| Goal of the exercise |
Pictures do not belong in the copy. Return all of the entries exactly.
= = = =
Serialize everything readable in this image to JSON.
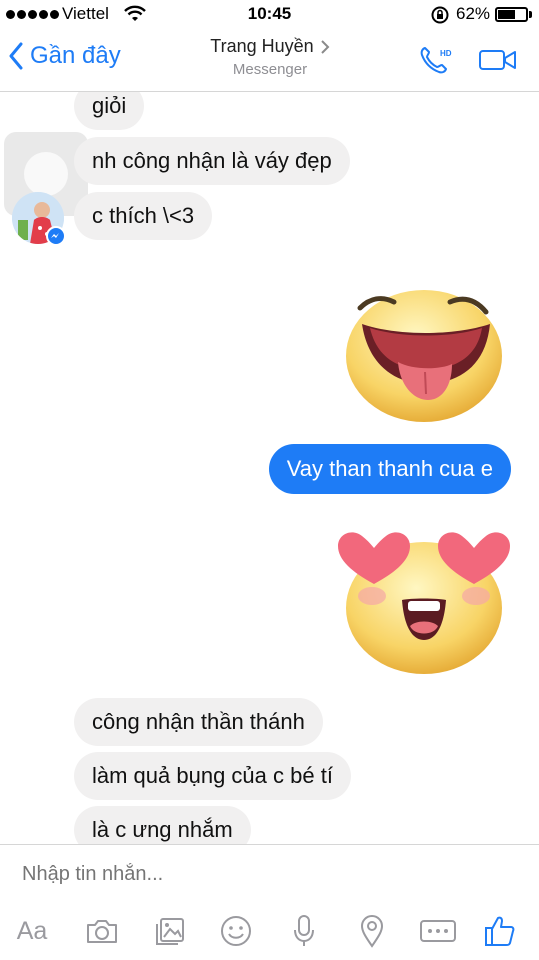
{
  "status_bar": {
    "carrier": "Viettel",
    "time": "10:45",
    "battery_percent_text": "62%",
    "battery_level": 0.62
  },
  "nav": {
    "back_label": "Gần đây",
    "contact_name": "Trang Huyền",
    "subtitle": "Messenger",
    "call_badge": "HD"
  },
  "messages": {
    "m1": "giỏi",
    "m2": "nh công nhận là váy đẹp",
    "m3": "c thích \\<3",
    "sticker1": "tongue-out-emoji-sticker",
    "out1": "Vay than thanh cua e",
    "sticker2": "heart-eyes-emoji-sticker",
    "m4": "công nhận thần thánh",
    "m5": "làm quả bụng của c bé tí",
    "m6": "là c ưng nhắm"
  },
  "composer": {
    "placeholder": "Nhập tin nhắn...",
    "aa_label": "Aa"
  },
  "colors": {
    "accent": "#1e7cf6",
    "incoming_bubble": "#f1f0f0",
    "toolbar_icon": "#9a9a9f"
  }
}
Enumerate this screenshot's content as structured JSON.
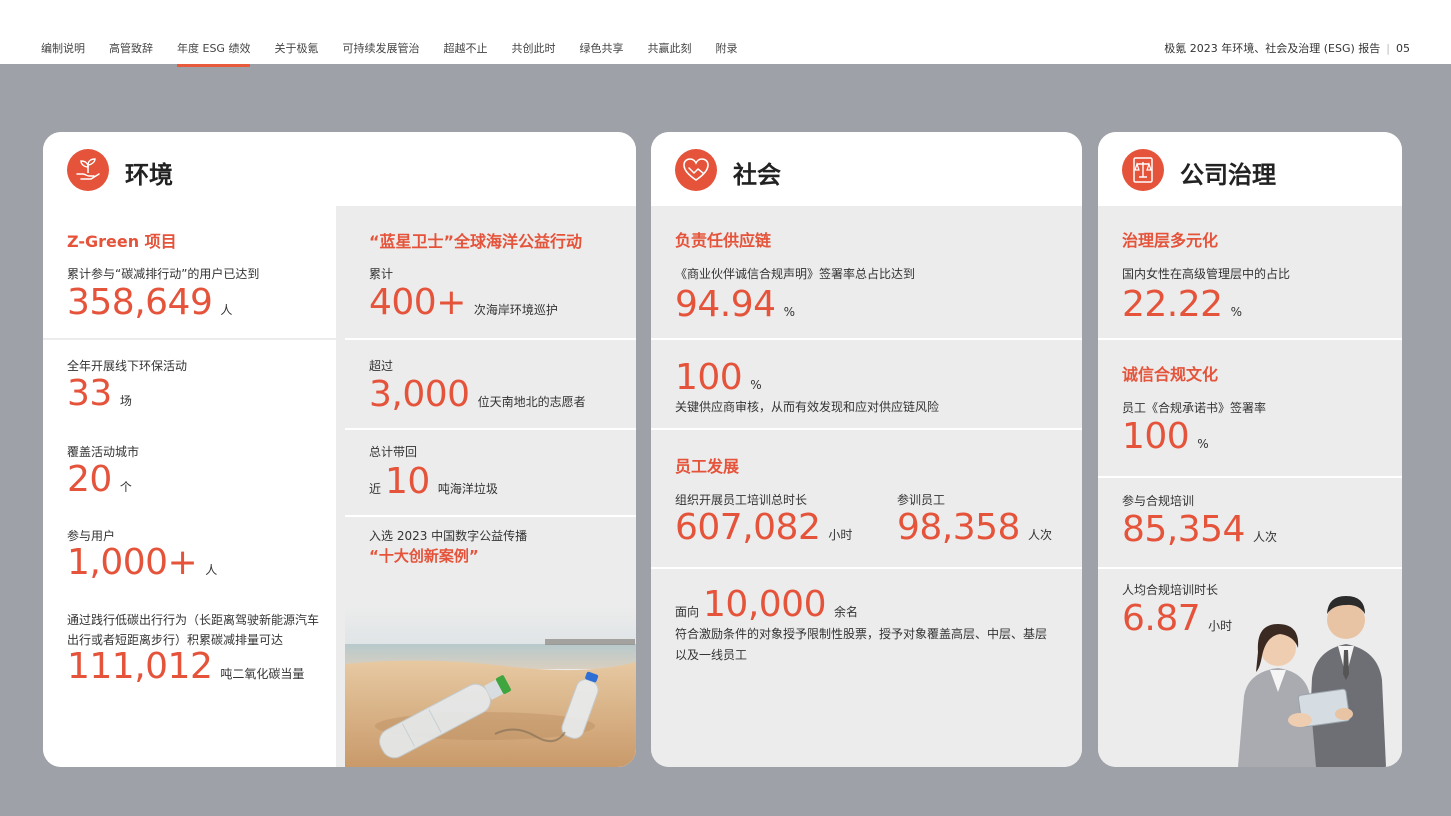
{
  "nav": {
    "items": [
      "编制说明",
      "高管致辞",
      "年度 ESG 绩效",
      "关于极氪",
      "可持续发展管治",
      "超越不止",
      "共创此时",
      "绿色共享",
      "共赢此刻",
      "附录"
    ],
    "active_index": 2
  },
  "report": {
    "title": "极氪 2023 年环境、社会及治理 (ESG) 报告",
    "page": "05"
  },
  "colors": {
    "accent": "#e4533a",
    "background": "#9ea1a7",
    "card": "#ececec"
  },
  "environment": {
    "icon": "seedling-hand-icon",
    "title": "环境",
    "zgreen": {
      "title": "Z-Green 项目",
      "users_label": "累计参与“碳减排行动”的用户已达到",
      "users_value": "358,649",
      "users_unit": "人",
      "events_label": "全年开展线下环保活动",
      "events_value": "33",
      "events_unit": "场",
      "cities_label": "覆盖活动城市",
      "cities_value": "20",
      "cities_unit": "个",
      "participants_label": "参与用户",
      "participants_value": "1,000+",
      "participants_unit": "人",
      "carbon_label_1": "通过践行低碳出行行为（长距离驾驶新能源汽车",
      "carbon_label_2": "出行或者短距离步行）积累碳减排量可达",
      "carbon_value": "111,012",
      "carbon_unit": "吨二氧化碳当量"
    },
    "blue_star": {
      "title": "“蓝星卫士”全球海洋公益行动",
      "patrol_label": "累计",
      "patrol_value": "400+",
      "patrol_unit": "次海岸环境巡护",
      "volunteers_label": "超过",
      "volunteers_value": "3,000",
      "volunteers_unit": "位天南地北的志愿者",
      "garbage_label": "总计带回",
      "garbage_prefix": "近",
      "garbage_value": "10",
      "garbage_unit": "吨海洋垃圾",
      "award_label": "入选 2023 中国数字公益传播",
      "award_name": "“十大创新案例”"
    }
  },
  "society": {
    "icon": "heart-handshake-icon",
    "title": "社会",
    "supply": {
      "title": "负责任供应链",
      "sign_label": "《商业伙伴诚信合规声明》签署率总占比达到",
      "sign_value": "94.94",
      "sign_unit": "%",
      "audit_value": "100",
      "audit_unit": "%",
      "audit_label": "关键供应商审核，从而有效发现和应对供应链风险"
    },
    "employee": {
      "title": "员工发展",
      "hours_label": "组织开展员工培训总时长",
      "hours_value": "607,082",
      "hours_unit": "小时",
      "trained_label": "参训员工",
      "trained_value": "98,358",
      "trained_unit": "人次",
      "stock_prefix": "面向",
      "stock_value": "10,000",
      "stock_unit": "余名",
      "stock_note": "符合激励条件的对象授予限制性股票，授予对象覆盖高层、中层、基层以及一线员工"
    }
  },
  "governance": {
    "icon": "scales-document-icon",
    "title": "公司治理",
    "diversity": {
      "title": "治理层多元化",
      "women_label": "国内女性在高级管理层中的占比",
      "women_value": "22.22",
      "women_unit": "%"
    },
    "integrity": {
      "title": "诚信合规文化",
      "pledge_label": "员工《合规承诺书》签署率",
      "pledge_value": "100",
      "pledge_unit": "%",
      "training_label": "参与合规培训",
      "training_value": "85,354",
      "training_unit": "人次",
      "avg_label": "人均合规培训时长",
      "avg_value": "6.87",
      "avg_unit": "小时"
    }
  }
}
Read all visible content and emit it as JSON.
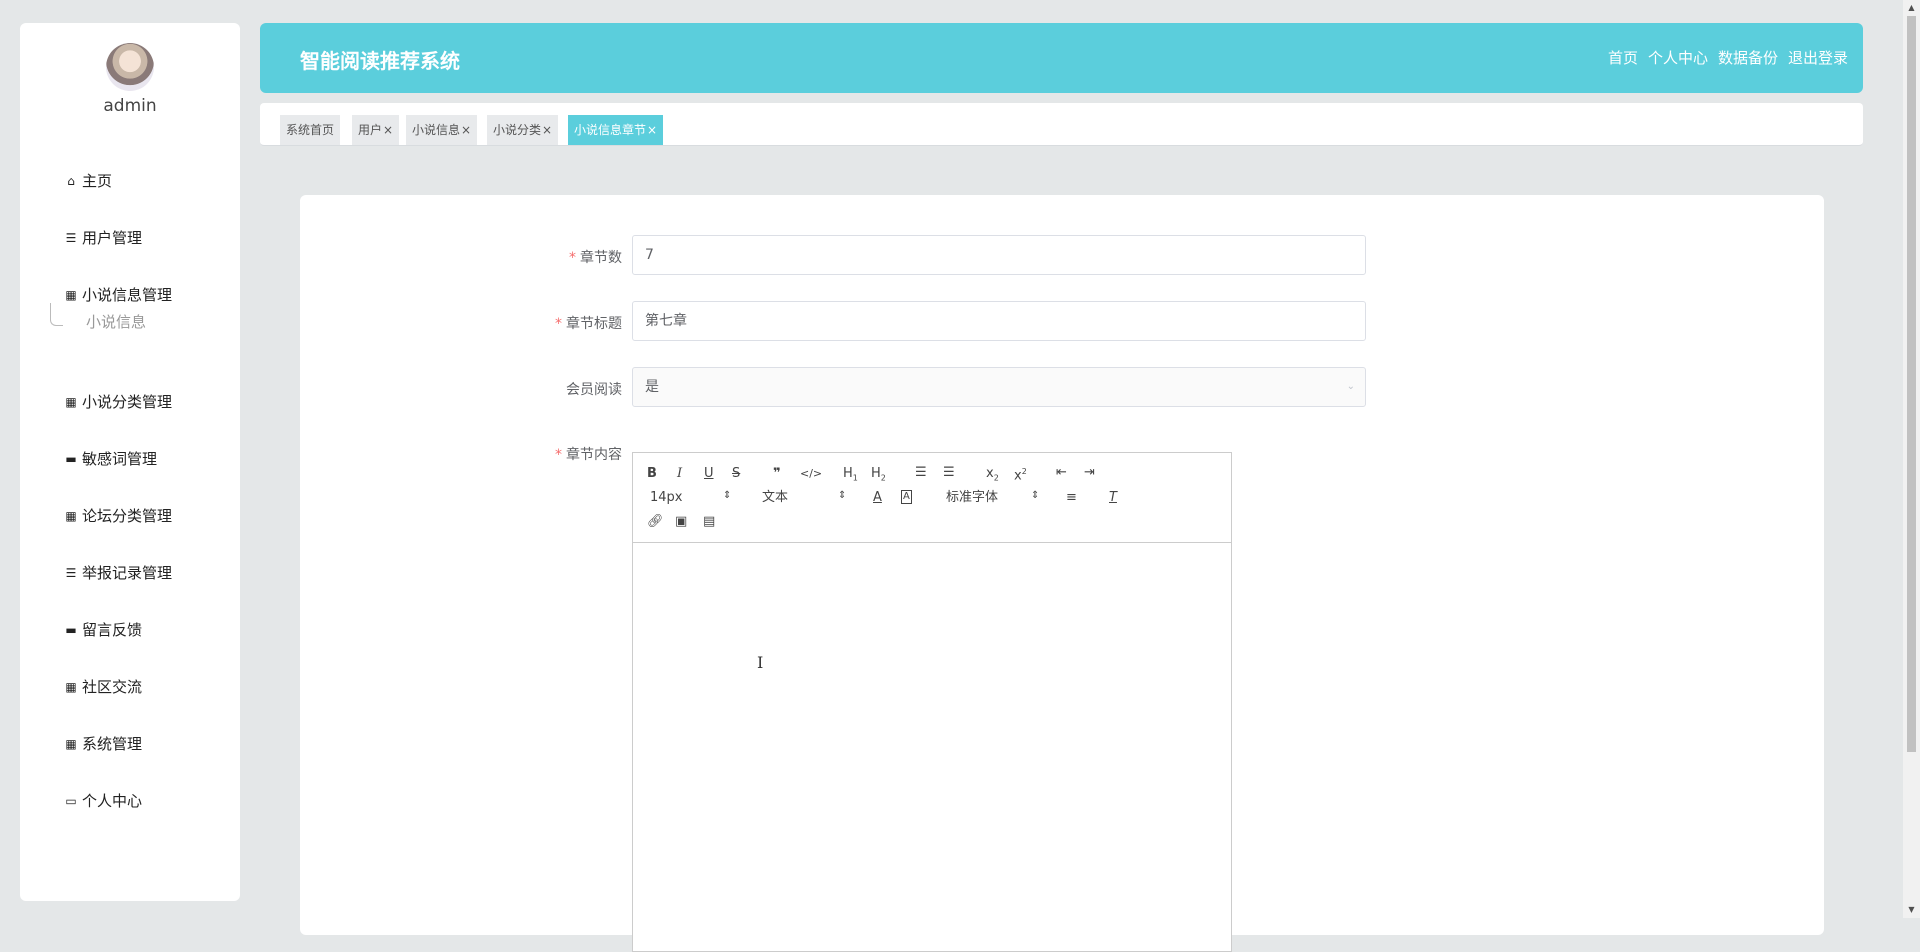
{
  "sidebar": {
    "username": "admin",
    "items": [
      {
        "icon": "home-icon",
        "glyph": "⌂",
        "label": "主页"
      },
      {
        "icon": "list-icon",
        "glyph": "☰",
        "label": "用户管理"
      },
      {
        "icon": "grid-icon",
        "glyph": "▦",
        "label": "小说信息管理"
      },
      {
        "icon": "grid-icon",
        "glyph": "▦",
        "label": "小说分类管理"
      },
      {
        "icon": "message-icon",
        "glyph": "▬",
        "label": "敏感词管理"
      },
      {
        "icon": "grid-icon",
        "glyph": "▦",
        "label": "论坛分类管理"
      },
      {
        "icon": "sliders-icon",
        "glyph": "☰",
        "label": "举报记录管理"
      },
      {
        "icon": "monitor-icon",
        "glyph": "▬",
        "label": "留言反馈"
      },
      {
        "icon": "grid-icon",
        "glyph": "▦",
        "label": "社区交流"
      },
      {
        "icon": "grid-icon",
        "glyph": "▦",
        "label": "系统管理"
      },
      {
        "icon": "card-icon",
        "glyph": "▭",
        "label": "个人中心"
      }
    ],
    "subitem": "小说信息"
  },
  "header": {
    "title": "智能阅读推荐系统",
    "links": [
      "首页",
      "个人中心",
      "数据备份",
      "退出登录"
    ],
    "accent": "#5bcedc"
  },
  "tabs": [
    {
      "label": "系统首页",
      "closable": false
    },
    {
      "label": "用户",
      "closable": true
    },
    {
      "label": "小说信息",
      "closable": true
    },
    {
      "label": "小说分类",
      "closable": true
    },
    {
      "label": "小说信息章节",
      "closable": true,
      "active": true
    }
  ],
  "form": {
    "chapter_num": {
      "label": "章节数",
      "required": true,
      "value": "7"
    },
    "chapter_title": {
      "label": "章节标题",
      "required": true,
      "value": "第七章"
    },
    "member_read": {
      "label": "会员阅读",
      "required": false,
      "value": "是"
    },
    "chapter_content": {
      "label": "章节内容",
      "required": true
    }
  },
  "editor": {
    "font_size": "14px",
    "header": "文本",
    "font_family": "标准字体",
    "cursor": "I"
  },
  "tab_close_glyph": "×",
  "required_mark": "*"
}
= = = =
| The response |
Serialize everything readable in this image to JSON.
{
  "status_bar": {
    "carrier": "Viettel",
    "time": "10:45",
    "battery_percent_text": "62%",
    "battery_level": 0.62
  },
  "nav": {
    "back_label": "Gần đây",
    "contact_name": "Trang Huyền",
    "subtitle": "Messenger",
    "call_badge": "HD"
  },
  "messages": {
    "m1": "giỏi",
    "m2": "nh công nhận là váy đẹp",
    "m3": "c thích \\<3",
    "sticker1": "tongue-out-emoji-sticker",
    "out1": "Vay than thanh cua e",
    "sticker2": "heart-eyes-emoji-sticker",
    "m4": "công nhận thần thánh",
    "m5": "làm quả bụng của c bé tí",
    "m6": "là c ưng nhắm"
  },
  "composer": {
    "placeholder": "Nhập tin nhắn...",
    "aa_label": "Aa"
  },
  "colors": {
    "accent": "#1e7cf6",
    "incoming_bubble": "#f1f0f0",
    "toolbar_icon": "#9a9a9f"
  }
}
Enumerate this screenshot's content as structured JSON.
{
  "nav": {
    "items": [
      "编制说明",
      "高管致辞",
      "年度 ESG 绩效",
      "关于极氪",
      "可持续发展管治",
      "超越不止",
      "共创此时",
      "绿色共享",
      "共赢此刻",
      "附录"
    ],
    "active_index": 2
  },
  "report": {
    "title": "极氪 2023 年环境、社会及治理 (ESG) 报告",
    "page": "05"
  },
  "colors": {
    "accent": "#e4533a",
    "background": "#9ea1a7",
    "card": "#ececec"
  },
  "environment": {
    "icon": "seedling-hand-icon",
    "title": "环境",
    "zgreen": {
      "title": "Z-Green 项目",
      "users_label": "累计参与“碳减排行动”的用户已达到",
      "users_value": "358,649",
      "users_unit": "人",
      "events_label": "全年开展线下环保活动",
      "events_value": "33",
      "events_unit": "场",
      "cities_label": "覆盖活动城市",
      "cities_value": "20",
      "cities_unit": "个",
      "participants_label": "参与用户",
      "participants_value": "1,000+",
      "participants_unit": "人",
      "carbon_label_1": "通过践行低碳出行行为（长距离驾驶新能源汽车",
      "carbon_label_2": "出行或者短距离步行）积累碳减排量可达",
      "carbon_value": "111,012",
      "carbon_unit": "吨二氧化碳当量"
    },
    "blue_star": {
      "title": "“蓝星卫士”全球海洋公益行动",
      "patrol_label": "累计",
      "patrol_value": "400+",
      "patrol_unit": "次海岸环境巡护",
      "volunteers_label": "超过",
      "volunteers_value": "3,000",
      "volunteers_unit": "位天南地北的志愿者",
      "garbage_label": "总计带回",
      "garbage_prefix": "近",
      "garbage_value": "10",
      "garbage_unit": "吨海洋垃圾",
      "award_label": "入选 2023 中国数字公益传播",
      "award_name": "“十大创新案例”"
    }
  },
  "society": {
    "icon": "heart-handshake-icon",
    "title": "社会",
    "supply": {
      "title": "负责任供应链",
      "sign_label": "《商业伙伴诚信合规声明》签署率总占比达到",
      "sign_value": "94.94",
      "sign_unit": "%",
      "audit_value": "100",
      "audit_unit": "%",
      "audit_label": "关键供应商审核，从而有效发现和应对供应链风险"
    },
    "employee": {
      "title": "员工发展",
      "hours_label": "组织开展员工培训总时长",
      "hours_value": "607,082",
      "hours_unit": "小时",
      "trained_label": "参训员工",
      "trained_value": "98,358",
      "trained_unit": "人次",
      "stock_prefix": "面向",
      "stock_value": "10,000",
      "stock_unit": "余名",
      "stock_note": "符合激励条件的对象授予限制性股票，授予对象覆盖高层、中层、基层以及一线员工"
    }
  },
  "governance": {
    "icon": "scales-document-icon",
    "title": "公司治理",
    "diversity": {
      "title": "治理层多元化",
      "women_label": "国内女性在高级管理层中的占比",
      "women_value": "22.22",
      "women_unit": "%"
    },
    "integrity": {
      "title": "诚信合规文化",
      "pledge_label": "员工《合规承诺书》签署率",
      "pledge_value": "100",
      "pledge_unit": "%",
      "training_label": "参与合规培训",
      "training_value": "85,354",
      "training_unit": "人次",
      "avg_label": "人均合规培训时长",
      "avg_value": "6.87",
      "avg_unit": "小时"
    }
  }
}
Read all visible content and emit it as JSON.
{
  "sidebar": {
    "username": "admin",
    "items": [
      {
        "icon": "home-icon",
        "glyph": "⌂",
        "label": "主页"
      },
      {
        "icon": "list-icon",
        "glyph": "☰",
        "label": "用户管理"
      },
      {
        "icon": "grid-icon",
        "glyph": "▦",
        "label": "小说信息管理"
      },
      {
        "icon": "grid-icon",
        "glyph": "▦",
        "label": "小说分类管理"
      },
      {
        "icon": "message-icon",
        "glyph": "▬",
        "label": "敏感词管理"
      },
      {
        "icon": "grid-icon",
        "glyph": "▦",
        "label": "论坛分类管理"
      },
      {
        "icon": "sliders-icon",
        "glyph": "☰",
        "label": "举报记录管理"
      },
      {
        "icon": "monitor-icon",
        "glyph": "▬",
        "label": "留言反馈"
      },
      {
        "icon": "grid-icon",
        "glyph": "▦",
        "label": "社区交流"
      },
      {
        "icon": "grid-icon",
        "glyph": "▦",
        "label": "系统管理"
      },
      {
        "icon": "card-icon",
        "glyph": "▭",
        "label": "个人中心"
      }
    ],
    "subitem": "小说信息"
  },
  "header": {
    "title": "智能阅读推荐系统",
    "links": [
      "首页",
      "个人中心",
      "数据备份",
      "退出登录"
    ],
    "accent": "#5bcedc"
  },
  "tabs": [
    {
      "label": "系统首页",
      "closable": false
    },
    {
      "label": "用户",
      "closable": true
    },
    {
      "label": "小说信息",
      "closable": true
    },
    {
      "label": "小说分类",
      "closable": true
    },
    {
      "label": "小说信息章节",
      "closable": true,
      "active": true
    }
  ],
  "form": {
    "chapter_num": {
      "label": "章节数",
      "required": true,
      "value": "7"
    },
    "chapter_title": {
      "label": "章节标题",
      "required": true,
      "value": "第七章"
    },
    "member_read": {
      "label": "会员阅读",
      "required": false,
      "value": "是"
    },
    "chapter_content": {
      "label": "章节内容",
      "required": true
    }
  },
  "editor": {
    "font_size": "14px",
    "header": "文本",
    "font_family": "标准字体",
    "cursor": "I"
  },
  "tab_close_glyph": "×",
  "required_mark": "*"
}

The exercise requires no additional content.